* Begin INFORMATION SUPPLIED *
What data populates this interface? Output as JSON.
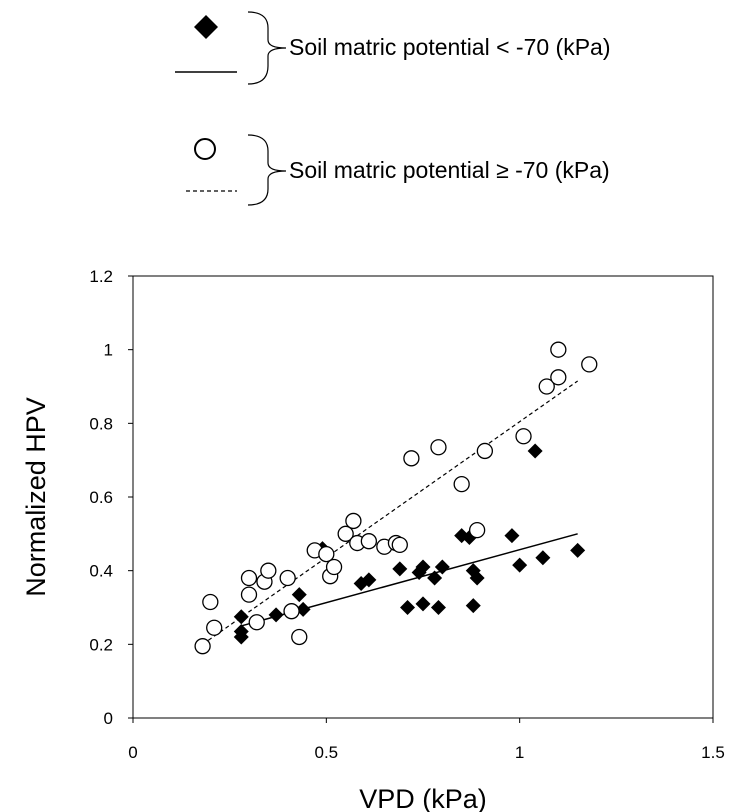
{
  "chart_data": {
    "type": "scatter",
    "xlabel": "VPD (kPa)",
    "ylabel": "Normalized HPV",
    "xlim": [
      0,
      1.5
    ],
    "ylim": [
      0,
      1.2
    ],
    "x_ticks": [
      "0",
      "0.5",
      "1",
      "1.5"
    ],
    "y_ticks": [
      "0",
      "0.2",
      "0.4",
      "0.6",
      "0.8",
      "1",
      "1.2"
    ],
    "grid": false,
    "legend_position": "top",
    "series": [
      {
        "name": "Soil matric potential < -70 (kPa)",
        "marker": "filled-diamond",
        "line": "solid",
        "color": "#000000",
        "points": [
          [
            0.28,
            0.22
          ],
          [
            0.28,
            0.235
          ],
          [
            0.28,
            0.275
          ],
          [
            0.37,
            0.28
          ],
          [
            0.43,
            0.335
          ],
          [
            0.44,
            0.295
          ],
          [
            0.49,
            0.46
          ],
          [
            0.59,
            0.365
          ],
          [
            0.61,
            0.375
          ],
          [
            0.69,
            0.405
          ],
          [
            0.71,
            0.3
          ],
          [
            0.74,
            0.395
          ],
          [
            0.75,
            0.31
          ],
          [
            0.75,
            0.41
          ],
          [
            0.78,
            0.38
          ],
          [
            0.79,
            0.3
          ],
          [
            0.8,
            0.41
          ],
          [
            0.85,
            0.495
          ],
          [
            0.87,
            0.49
          ],
          [
            0.88,
            0.305
          ],
          [
            0.88,
            0.4
          ],
          [
            0.89,
            0.38
          ],
          [
            0.98,
            0.495
          ],
          [
            1.0,
            0.415
          ],
          [
            1.04,
            0.725
          ],
          [
            1.06,
            0.435
          ],
          [
            1.15,
            0.455
          ]
        ],
        "trendline": [
          [
            0.28,
            0.25
          ],
          [
            1.15,
            0.5
          ]
        ]
      },
      {
        "name": "Soil matric potential ≥ -70 (kPa)",
        "marker": "open-circle",
        "line": "dashed",
        "color": "#000000",
        "points": [
          [
            0.18,
            0.195
          ],
          [
            0.2,
            0.315
          ],
          [
            0.21,
            0.245
          ],
          [
            0.3,
            0.38
          ],
          [
            0.3,
            0.335
          ],
          [
            0.32,
            0.26
          ],
          [
            0.34,
            0.37
          ],
          [
            0.35,
            0.4
          ],
          [
            0.4,
            0.38
          ],
          [
            0.41,
            0.29
          ],
          [
            0.43,
            0.22
          ],
          [
            0.47,
            0.455
          ],
          [
            0.5,
            0.445
          ],
          [
            0.51,
            0.385
          ],
          [
            0.52,
            0.41
          ],
          [
            0.55,
            0.5
          ],
          [
            0.57,
            0.535
          ],
          [
            0.58,
            0.475
          ],
          [
            0.61,
            0.48
          ],
          [
            0.65,
            0.465
          ],
          [
            0.68,
            0.475
          ],
          [
            0.69,
            0.47
          ],
          [
            0.72,
            0.705
          ],
          [
            0.79,
            0.735
          ],
          [
            0.85,
            0.635
          ],
          [
            0.89,
            0.51
          ],
          [
            0.91,
            0.725
          ],
          [
            1.01,
            0.765
          ],
          [
            1.07,
            0.9
          ],
          [
            1.1,
            1.0
          ],
          [
            1.1,
            0.925
          ],
          [
            1.18,
            0.96
          ]
        ],
        "trendline": [
          [
            0.18,
            0.2
          ],
          [
            1.15,
            0.915
          ]
        ]
      }
    ]
  }
}
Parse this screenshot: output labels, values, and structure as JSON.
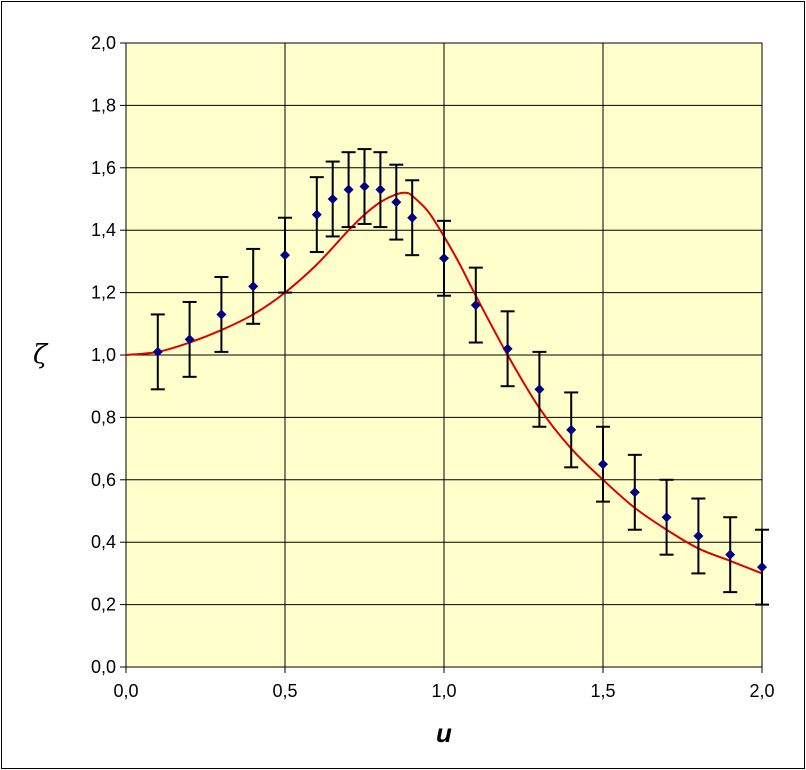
{
  "chart_data": {
    "type": "scatter",
    "title": "",
    "xlabel": "u",
    "ylabel": "ζ",
    "xlim": [
      0.0,
      2.0
    ],
    "ylim": [
      0.0,
      2.0
    ],
    "x_ticks": [
      "0,0",
      "0,5",
      "1,0",
      "1,5",
      "2,0"
    ],
    "y_ticks": [
      "0,0",
      "0,2",
      "0,4",
      "0,6",
      "0,8",
      "1,0",
      "1,2",
      "1,4",
      "1,6",
      "1,8",
      "2,0"
    ],
    "grid": true,
    "plot_background": "#ffffcc",
    "series": [
      {
        "kind": "points_with_error_bars",
        "color": "#000080",
        "error_bar_color": "#000000",
        "x": [
          0.1,
          0.2,
          0.3,
          0.4,
          0.5,
          0.6,
          0.65,
          0.7,
          0.75,
          0.8,
          0.85,
          0.9,
          1.0,
          1.1,
          1.2,
          1.3,
          1.4,
          1.5,
          1.6,
          1.7,
          1.8,
          1.9,
          2.0
        ],
        "y": [
          1.01,
          1.05,
          1.13,
          1.22,
          1.32,
          1.45,
          1.5,
          1.53,
          1.54,
          1.53,
          1.49,
          1.44,
          1.31,
          1.16,
          1.02,
          0.89,
          0.76,
          0.65,
          0.56,
          0.48,
          0.42,
          0.36,
          0.32
        ],
        "err": [
          0.12,
          0.12,
          0.12,
          0.12,
          0.12,
          0.12,
          0.12,
          0.12,
          0.12,
          0.12,
          0.12,
          0.12,
          0.12,
          0.12,
          0.12,
          0.12,
          0.12,
          0.12,
          0.12,
          0.12,
          0.12,
          0.12,
          0.12
        ]
      },
      {
        "kind": "curve",
        "color": "#dd0000",
        "x": [
          0.0,
          0.1,
          0.2,
          0.3,
          0.4,
          0.5,
          0.6,
          0.7,
          0.75,
          0.8,
          0.85,
          0.88,
          0.9,
          0.95,
          1.0,
          1.05,
          1.1,
          1.2,
          1.3,
          1.4,
          1.5,
          1.6,
          1.7,
          1.8,
          1.9,
          2.0
        ],
        "y": [
          1.0,
          1.01,
          1.04,
          1.08,
          1.13,
          1.2,
          1.29,
          1.4,
          1.45,
          1.49,
          1.515,
          1.52,
          1.51,
          1.46,
          1.38,
          1.29,
          1.19,
          1.0,
          0.83,
          0.7,
          0.6,
          0.51,
          0.44,
          0.38,
          0.34,
          0.3
        ]
      }
    ]
  }
}
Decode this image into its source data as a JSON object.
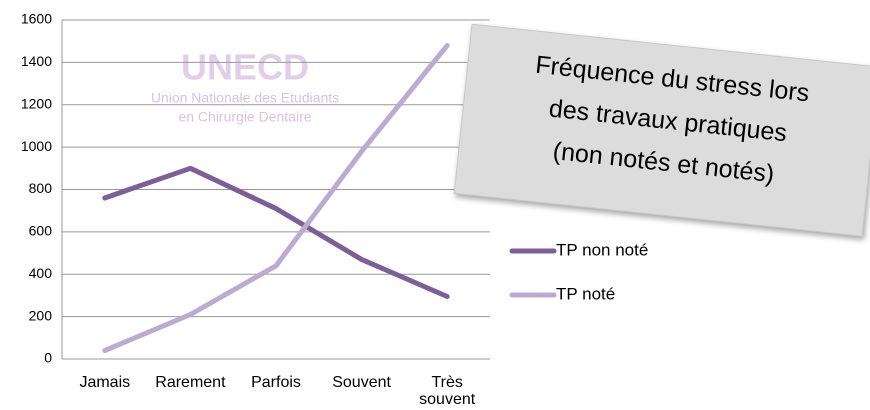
{
  "chart_data": {
    "type": "line",
    "title": [
      "Fréquence du stress lors",
      "des travaux pratiques",
      "(non notés et notés)"
    ],
    "watermark": {
      "logo": "UNECD",
      "lines": [
        "Union Nationale des Etudiants",
        "en Chirurgie Dentaire"
      ]
    },
    "categories": [
      "Jamais",
      "Rarement",
      "Parfois",
      "Souvent",
      "Très souvent"
    ],
    "series": [
      {
        "name": "TP non noté",
        "color": "#7b5f96",
        "values": [
          760,
          900,
          710,
          470,
          295
        ]
      },
      {
        "name": "TP noté",
        "color": "#b9acd0",
        "values": [
          40,
          210,
          440,
          980,
          1480
        ]
      }
    ],
    "ylim": [
      0,
      1600
    ],
    "yticks": [
      0,
      200,
      400,
      600,
      800,
      1000,
      1200,
      1400,
      1600
    ],
    "grid": true,
    "legend": "right"
  }
}
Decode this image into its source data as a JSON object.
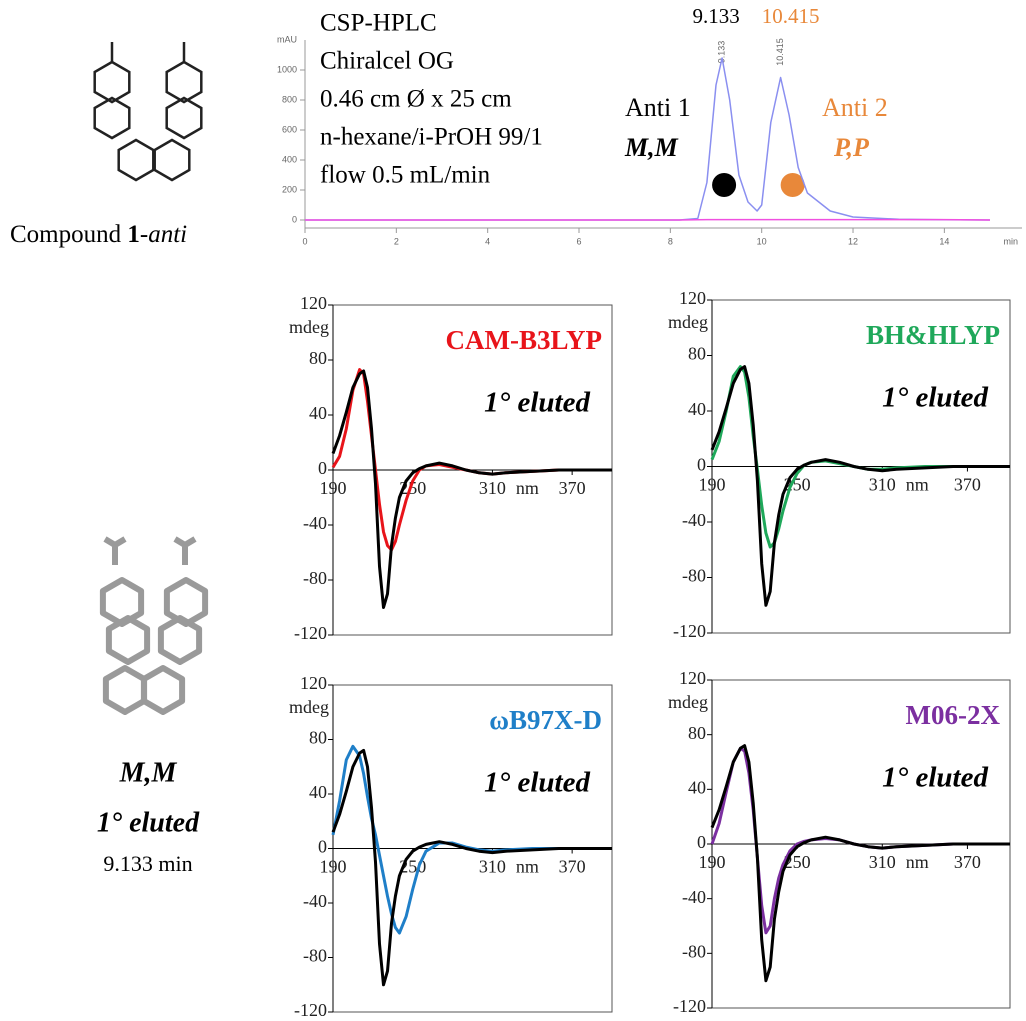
{
  "compound_label": {
    "prefix": "Compound ",
    "number": "1",
    "suffix": "-anti"
  },
  "structure_labels": {
    "configuration": "M,M",
    "elution": "1° eluted",
    "retention": "9.133 min"
  },
  "chart_data": [
    {
      "type": "line",
      "xlabel": "min",
      "ylabel": "mAU",
      "annotations": [
        "CSP-HPLC",
        "Chiralcel OG",
        "0.46 cm Ø x 25 cm",
        "n-hexane/i-PrOH 99/1",
        "flow 0.5 mL/min"
      ],
      "peaks": [
        {
          "x": 9.133,
          "color": "#000000"
        },
        {
          "x": 10.415,
          "color": "#e8883a"
        }
      ],
      "enantiomers": [
        {
          "name": "Anti 1",
          "config": "M,M",
          "color": "#000000"
        },
        {
          "name": "Anti 2",
          "config": "P,P",
          "color": "#e8883a"
        }
      ],
      "x": [
        0,
        8.2,
        8.6,
        8.8,
        9.0,
        9.133,
        9.3,
        9.5,
        9.7,
        9.9,
        10.0,
        10.2,
        10.415,
        10.6,
        10.8,
        11.0,
        11.5,
        12,
        13,
        14,
        15
      ],
      "series": [
        {
          "color": "#8a8ff0",
          "values": [
            0,
            0,
            10,
            250,
            900,
            1080,
            800,
            300,
            120,
            60,
            100,
            650,
            950,
            700,
            350,
            180,
            60,
            20,
            5,
            2,
            0
          ]
        },
        {
          "color": "#f050e0",
          "values": [
            0,
            0,
            2,
            3,
            3,
            3,
            3,
            3,
            3,
            3,
            3,
            3,
            3,
            3,
            3,
            3,
            3,
            3,
            3,
            3,
            0
          ]
        }
      ],
      "xlim": [
        0,
        15.7
      ],
      "ylim": [
        -80,
        1200
      ],
      "xticks": [
        0,
        2,
        4,
        6,
        8,
        10,
        12,
        14
      ],
      "yticks": [
        0,
        200,
        400,
        600,
        800,
        1000
      ],
      "frame": false
    },
    {
      "type": "line",
      "xlabel": "nm",
      "ylabel": "mdeg",
      "method": "CAM-B3LYP",
      "annotation": "1° eluted",
      "x": [
        190,
        195,
        200,
        205,
        210,
        213,
        216,
        219,
        222,
        225,
        228,
        231,
        234,
        237,
        240,
        245,
        250,
        255,
        260,
        270,
        280,
        290,
        300,
        310,
        320,
        340,
        360,
        380,
        400
      ],
      "series": [
        {
          "name": "CAM-B3LYP",
          "color": "#e8141a",
          "values": [
            2,
            10,
            30,
            58,
            73,
            70,
            50,
            25,
            0,
            -25,
            -45,
            -55,
            -58,
            -52,
            -40,
            -22,
            -8,
            0,
            3,
            4,
            2,
            0,
            -2,
            -3,
            -2,
            -1,
            0,
            0,
            0
          ]
        },
        {
          "color": "#000000",
          "values": [
            12,
            25,
            42,
            60,
            70,
            72,
            60,
            30,
            -10,
            -70,
            -100,
            -90,
            -55,
            -35,
            -20,
            -8,
            -2,
            1,
            3,
            5,
            3,
            0,
            -2,
            -3,
            -2,
            -1,
            0,
            0,
            0
          ]
        }
      ],
      "xlim": [
        190,
        400
      ],
      "ylim": [
        -120,
        120
      ],
      "xticks": [
        190,
        250,
        310,
        370
      ],
      "yticks": [
        -120,
        -80,
        -40,
        0,
        40,
        80,
        120
      ],
      "frame": true
    },
    {
      "type": "line",
      "xlabel": "nm",
      "ylabel": "mdeg",
      "method": "BH&HLYP",
      "annotation": "1° eluted",
      "x": [
        190,
        195,
        200,
        205,
        210,
        213,
        216,
        219,
        222,
        225,
        228,
        231,
        234,
        237,
        240,
        245,
        250,
        255,
        260,
        270,
        280,
        290,
        300,
        310,
        320,
        340,
        360,
        380,
        400
      ],
      "series": [
        {
          "name": "BH&HLYP",
          "color": "#1fa85a",
          "values": [
            5,
            18,
            40,
            65,
            72,
            68,
            50,
            22,
            -2,
            -28,
            -48,
            -58,
            -55,
            -45,
            -32,
            -15,
            -5,
            1,
            3,
            4,
            2,
            0,
            -2,
            -2,
            -1,
            0,
            0,
            0,
            0
          ]
        },
        {
          "color": "#000000",
          "values": [
            12,
            25,
            42,
            60,
            70,
            72,
            60,
            30,
            -10,
            -70,
            -100,
            -90,
            -55,
            -35,
            -20,
            -8,
            -2,
            1,
            3,
            5,
            3,
            0,
            -2,
            -3,
            -2,
            -1,
            0,
            0,
            0
          ]
        }
      ],
      "xlim": [
        190,
        400
      ],
      "ylim": [
        -120,
        120
      ],
      "xticks": [
        190,
        250,
        310,
        370
      ],
      "yticks": [
        -120,
        -80,
        -40,
        0,
        40,
        80,
        120
      ],
      "frame": true
    },
    {
      "type": "line",
      "xlabel": "nm",
      "ylabel": "mdeg",
      "method": "ωB97X-D",
      "annotation": "1° eluted",
      "x": [
        190,
        195,
        200,
        205,
        210,
        213,
        216,
        219,
        222,
        225,
        228,
        231,
        234,
        237,
        240,
        245,
        250,
        255,
        260,
        270,
        280,
        290,
        300,
        310,
        320,
        340,
        360,
        380,
        400
      ],
      "series": [
        {
          "name": "ωB97X-D",
          "color": "#1f7fc8",
          "values": [
            10,
            35,
            65,
            75,
            68,
            55,
            38,
            22,
            10,
            -5,
            -20,
            -35,
            -48,
            -58,
            -62,
            -50,
            -30,
            -12,
            -2,
            4,
            4,
            1,
            -1,
            -2,
            -1,
            0,
            0,
            0,
            0
          ]
        },
        {
          "color": "#000000",
          "values": [
            12,
            25,
            42,
            60,
            70,
            72,
            60,
            30,
            -10,
            -70,
            -100,
            -90,
            -55,
            -35,
            -20,
            -8,
            -2,
            1,
            3,
            5,
            3,
            0,
            -2,
            -3,
            -2,
            -1,
            0,
            0,
            0
          ]
        }
      ],
      "xlim": [
        190,
        400
      ],
      "ylim": [
        -120,
        120
      ],
      "xticks": [
        190,
        250,
        310,
        370
      ],
      "yticks": [
        -120,
        -80,
        -40,
        0,
        40,
        80,
        120
      ],
      "frame": true
    },
    {
      "type": "line",
      "xlabel": "nm",
      "ylabel": "mdeg",
      "method": "M06-2X",
      "annotation": "1° eluted",
      "x": [
        190,
        195,
        200,
        205,
        210,
        213,
        216,
        219,
        222,
        225,
        228,
        231,
        234,
        237,
        240,
        245,
        250,
        255,
        260,
        270,
        280,
        290,
        300,
        310,
        320,
        340,
        360,
        380,
        400
      ],
      "series": [
        {
          "name": "M06-2X",
          "color": "#7b2fa0",
          "values": [
            0,
            15,
            38,
            60,
            70,
            68,
            52,
            25,
            -10,
            -45,
            -65,
            -60,
            -40,
            -25,
            -15,
            -5,
            0,
            2,
            3,
            4,
            3,
            0,
            -2,
            -3,
            -2,
            -1,
            0,
            0,
            0
          ]
        },
        {
          "color": "#000000",
          "values": [
            12,
            25,
            42,
            60,
            70,
            72,
            60,
            30,
            -10,
            -70,
            -100,
            -90,
            -55,
            -35,
            -20,
            -8,
            -2,
            1,
            3,
            5,
            3,
            0,
            -2,
            -3,
            -2,
            -1,
            0,
            0,
            0
          ]
        }
      ],
      "xlim": [
        190,
        400
      ],
      "ylim": [
        -120,
        120
      ],
      "xticks": [
        190,
        250,
        310,
        370
      ],
      "yticks": [
        -120,
        -80,
        -40,
        0,
        40,
        80,
        120
      ],
      "frame": true
    }
  ]
}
* End INFORMATION SUPPLIED *
» **STATED GOAL**
Go through the entries above and count the lines containing the word "this"; give only that count.

» **EXERCISE ANSWER**
4